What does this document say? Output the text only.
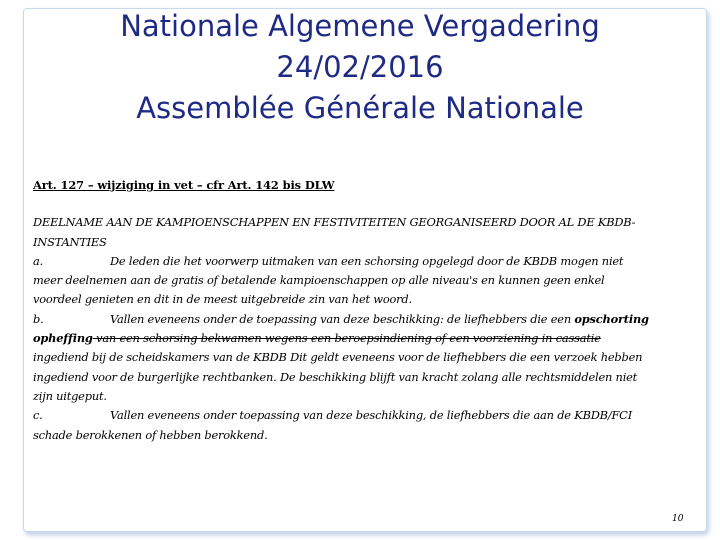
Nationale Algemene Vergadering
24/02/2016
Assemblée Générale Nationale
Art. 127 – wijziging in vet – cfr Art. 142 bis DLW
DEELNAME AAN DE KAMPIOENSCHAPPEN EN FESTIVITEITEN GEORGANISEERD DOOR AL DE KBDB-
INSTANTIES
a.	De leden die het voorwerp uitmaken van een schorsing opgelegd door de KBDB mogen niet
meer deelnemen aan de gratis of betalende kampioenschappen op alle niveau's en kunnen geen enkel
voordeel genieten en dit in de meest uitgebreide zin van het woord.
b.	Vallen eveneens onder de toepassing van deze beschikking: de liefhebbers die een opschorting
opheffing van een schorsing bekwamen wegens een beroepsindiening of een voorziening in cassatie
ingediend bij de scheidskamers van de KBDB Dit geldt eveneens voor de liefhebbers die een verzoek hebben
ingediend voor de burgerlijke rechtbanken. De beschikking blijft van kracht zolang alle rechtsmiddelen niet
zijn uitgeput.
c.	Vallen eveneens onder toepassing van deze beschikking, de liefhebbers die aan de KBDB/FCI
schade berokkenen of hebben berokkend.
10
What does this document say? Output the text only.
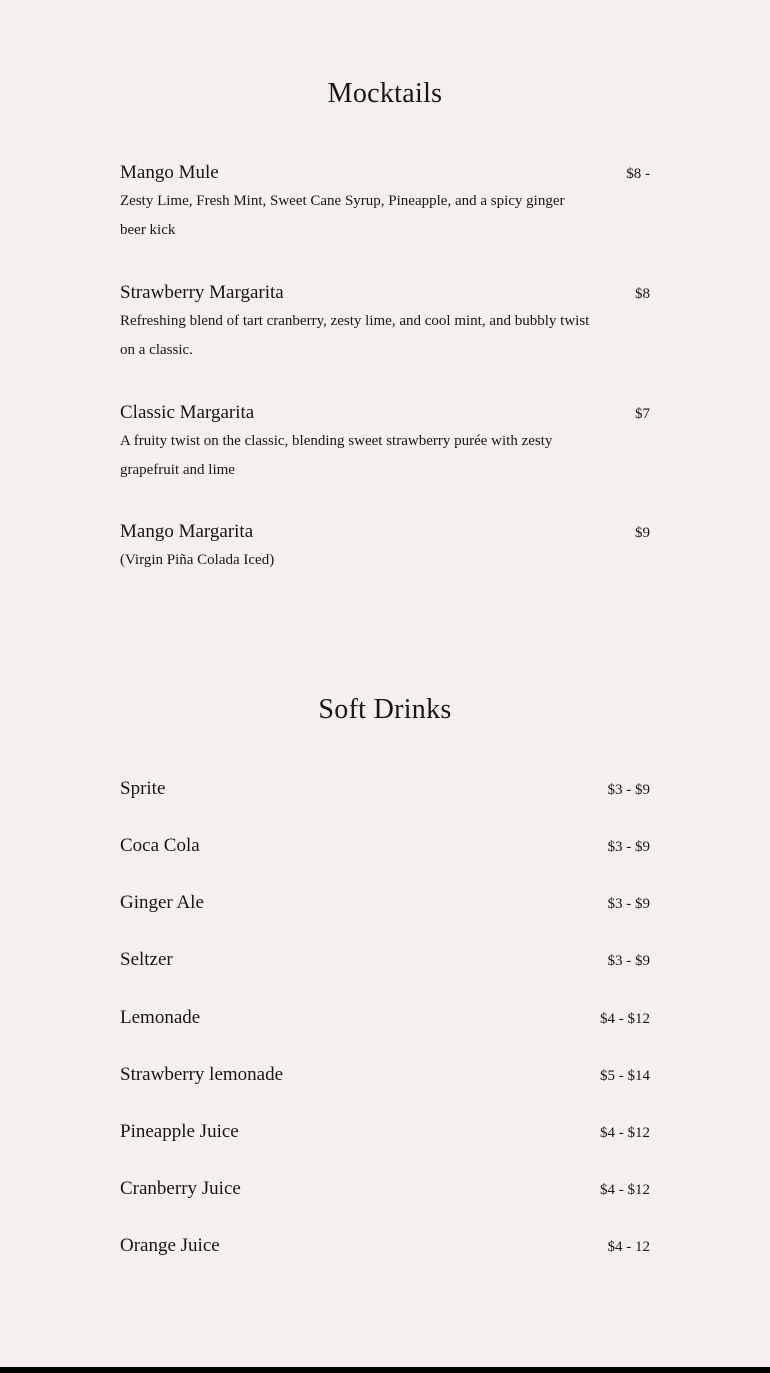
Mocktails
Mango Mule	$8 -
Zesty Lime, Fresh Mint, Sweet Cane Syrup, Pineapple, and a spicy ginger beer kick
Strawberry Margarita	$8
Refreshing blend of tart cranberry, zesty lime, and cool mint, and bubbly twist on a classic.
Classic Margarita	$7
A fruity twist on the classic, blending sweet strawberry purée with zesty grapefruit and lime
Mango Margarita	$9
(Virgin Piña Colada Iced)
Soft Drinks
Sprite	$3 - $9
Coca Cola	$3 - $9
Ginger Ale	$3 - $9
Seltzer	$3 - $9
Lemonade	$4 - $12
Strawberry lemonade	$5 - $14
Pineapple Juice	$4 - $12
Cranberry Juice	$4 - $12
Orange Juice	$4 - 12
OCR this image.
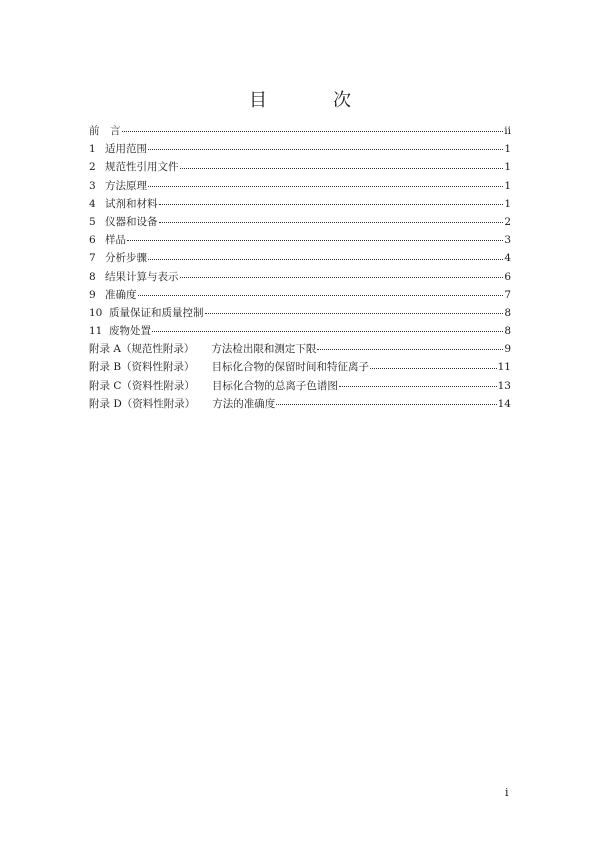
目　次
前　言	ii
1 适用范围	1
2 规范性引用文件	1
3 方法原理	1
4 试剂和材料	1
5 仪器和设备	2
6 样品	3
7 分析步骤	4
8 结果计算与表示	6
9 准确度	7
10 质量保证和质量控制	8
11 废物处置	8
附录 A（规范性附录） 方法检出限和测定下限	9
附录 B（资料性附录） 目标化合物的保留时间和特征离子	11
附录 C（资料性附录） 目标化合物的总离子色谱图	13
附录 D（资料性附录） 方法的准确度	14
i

———

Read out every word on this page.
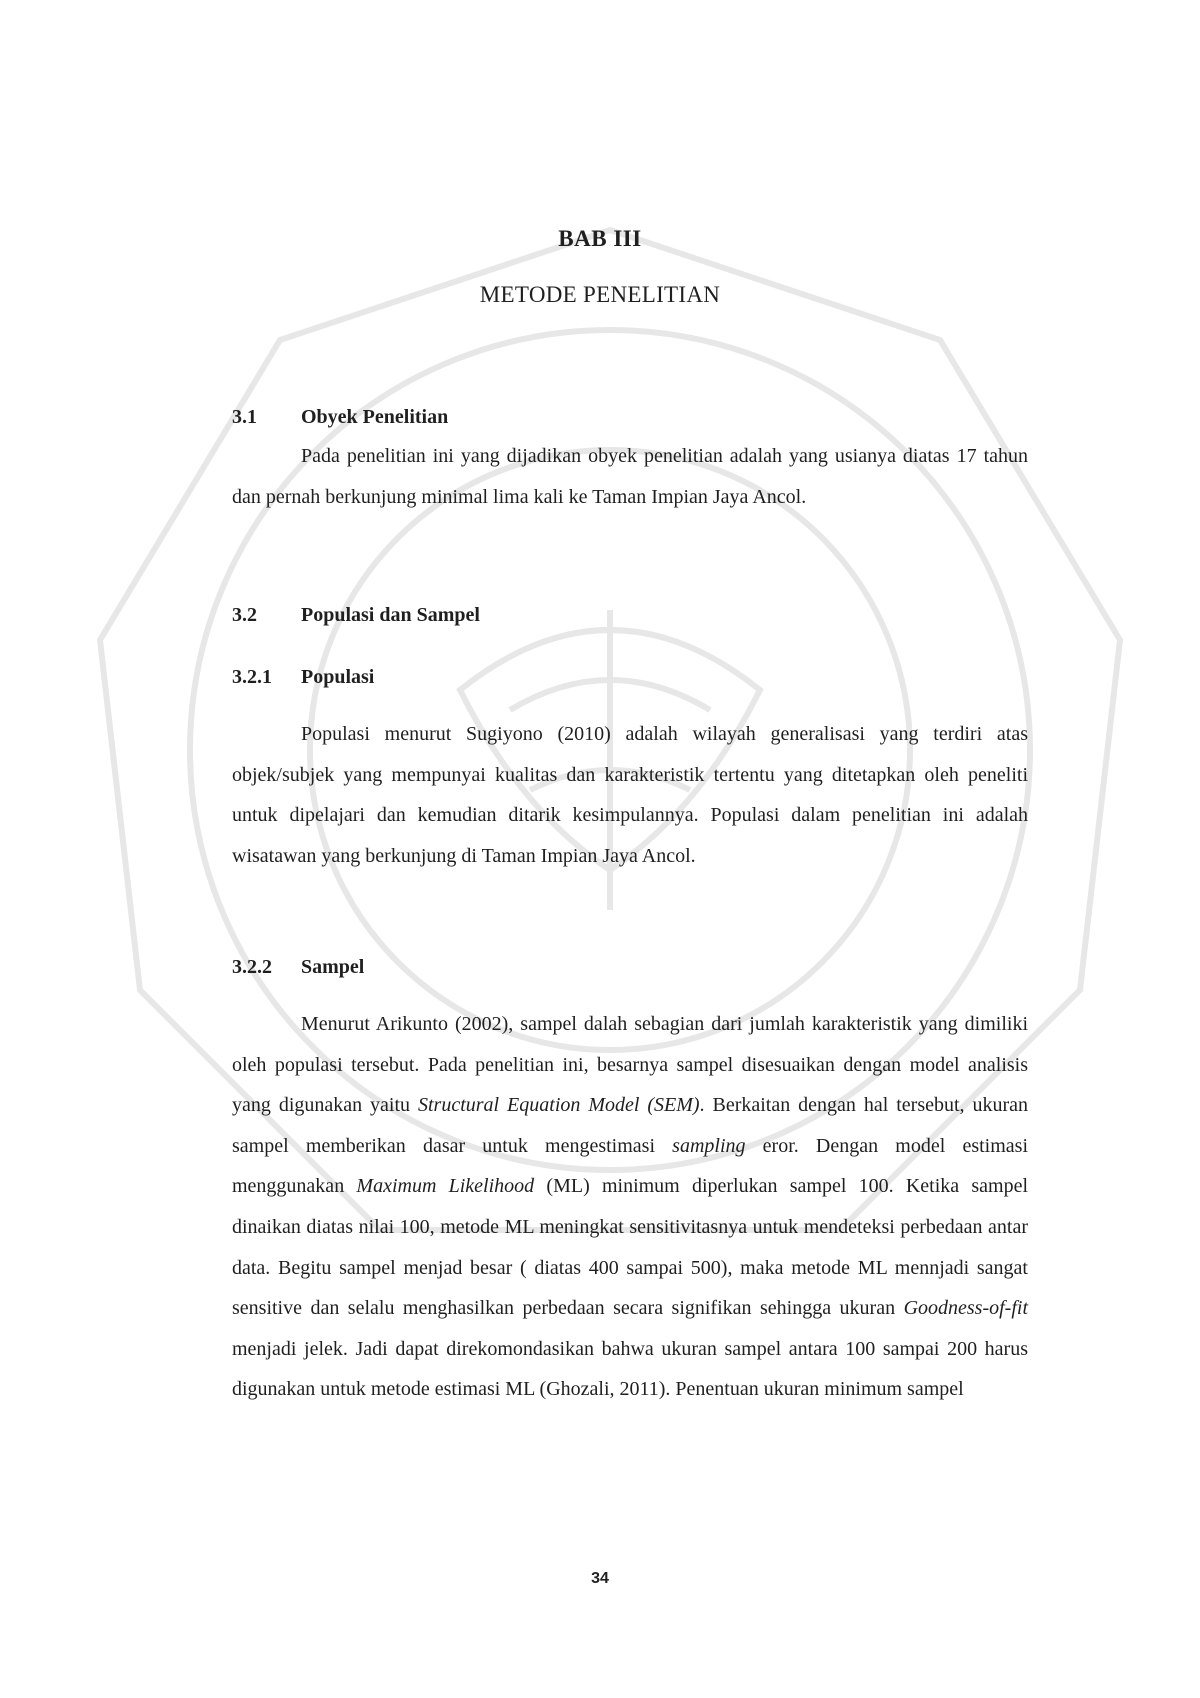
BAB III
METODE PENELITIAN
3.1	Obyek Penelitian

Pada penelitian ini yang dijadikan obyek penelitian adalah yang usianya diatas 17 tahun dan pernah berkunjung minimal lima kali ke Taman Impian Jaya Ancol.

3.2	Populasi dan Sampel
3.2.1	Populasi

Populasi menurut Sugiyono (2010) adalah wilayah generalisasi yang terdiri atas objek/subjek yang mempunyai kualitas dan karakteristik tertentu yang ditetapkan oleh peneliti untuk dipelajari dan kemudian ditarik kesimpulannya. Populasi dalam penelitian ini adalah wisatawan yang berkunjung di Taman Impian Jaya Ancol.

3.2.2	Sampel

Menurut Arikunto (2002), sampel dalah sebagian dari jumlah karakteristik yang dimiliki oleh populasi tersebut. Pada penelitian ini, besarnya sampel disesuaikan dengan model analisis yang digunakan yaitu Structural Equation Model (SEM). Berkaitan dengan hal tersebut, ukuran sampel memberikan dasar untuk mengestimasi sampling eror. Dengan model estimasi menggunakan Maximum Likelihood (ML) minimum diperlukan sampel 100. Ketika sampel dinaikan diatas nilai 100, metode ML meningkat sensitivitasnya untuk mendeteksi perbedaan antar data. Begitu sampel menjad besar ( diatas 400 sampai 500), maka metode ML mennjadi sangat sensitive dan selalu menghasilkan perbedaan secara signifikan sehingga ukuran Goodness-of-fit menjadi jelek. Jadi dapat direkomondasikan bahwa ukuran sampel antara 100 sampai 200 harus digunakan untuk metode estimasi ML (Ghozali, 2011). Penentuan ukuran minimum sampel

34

———

What you have to do | Isolate each line of the listing above that includes "adalah". Copy it.

The completed task |
Pada penelitian ini yang dijadikan obyek penelitian adalah yang usianya diatas 17 tahun dan pernah berkunjung minimal lima kali ke Taman Impian Jaya Ancol.
Populasi menurut Sugiyono (2010) adalah wilayah generalisasi yang terdiri atas objek/subjek yang mempunyai kualitas dan karakteristik tertentu yang ditetapkan oleh peneliti untuk dipelajari dan kemudian ditarik kesimpulannya. Populasi dalam penelitian ini adalah wisatawan yang berkunjung di Taman Impian Jaya Ancol.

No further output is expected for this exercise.